Records from a data collection:
§

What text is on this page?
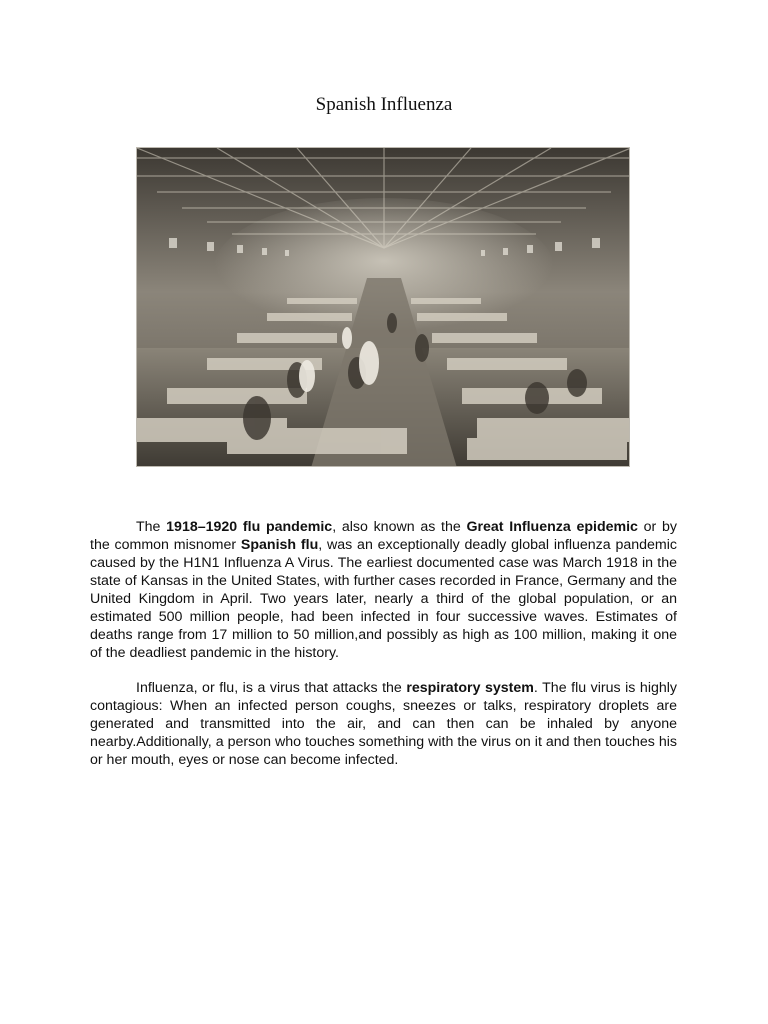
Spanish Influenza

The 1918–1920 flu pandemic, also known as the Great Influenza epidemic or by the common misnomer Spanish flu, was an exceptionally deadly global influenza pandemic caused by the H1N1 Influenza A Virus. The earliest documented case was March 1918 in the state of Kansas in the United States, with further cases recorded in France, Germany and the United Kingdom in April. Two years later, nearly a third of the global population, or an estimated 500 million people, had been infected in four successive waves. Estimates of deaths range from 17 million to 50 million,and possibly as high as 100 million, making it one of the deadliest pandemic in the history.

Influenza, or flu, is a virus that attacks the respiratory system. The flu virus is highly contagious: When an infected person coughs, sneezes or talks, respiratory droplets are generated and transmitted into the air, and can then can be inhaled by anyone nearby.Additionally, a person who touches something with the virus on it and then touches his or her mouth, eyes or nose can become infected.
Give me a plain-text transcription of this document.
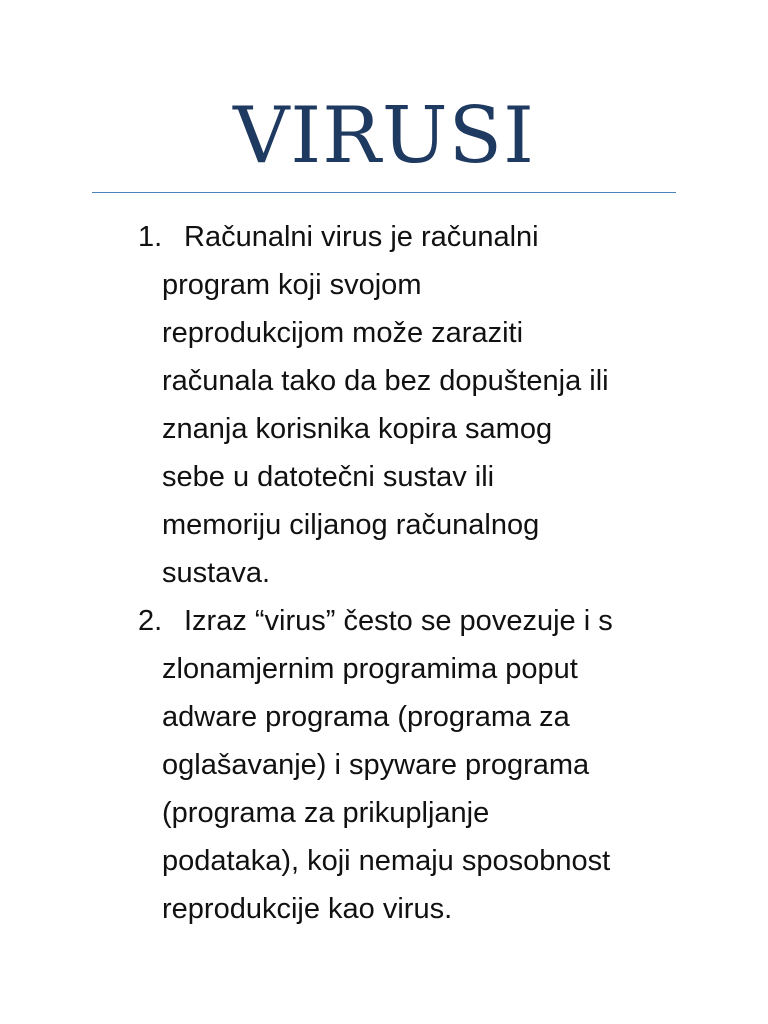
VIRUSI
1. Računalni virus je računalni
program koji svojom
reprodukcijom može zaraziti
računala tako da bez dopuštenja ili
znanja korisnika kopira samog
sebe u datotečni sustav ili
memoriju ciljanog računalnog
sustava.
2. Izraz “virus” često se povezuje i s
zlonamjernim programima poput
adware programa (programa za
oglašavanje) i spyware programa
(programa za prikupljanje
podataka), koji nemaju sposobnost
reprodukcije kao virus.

§

What you will do: The lines holding the word "programa" are the answer. Find them in the entries and copy them.

Exercise response:
adware programa (programa za
oglašavanje) i spyware programa
(programa za prikupljanje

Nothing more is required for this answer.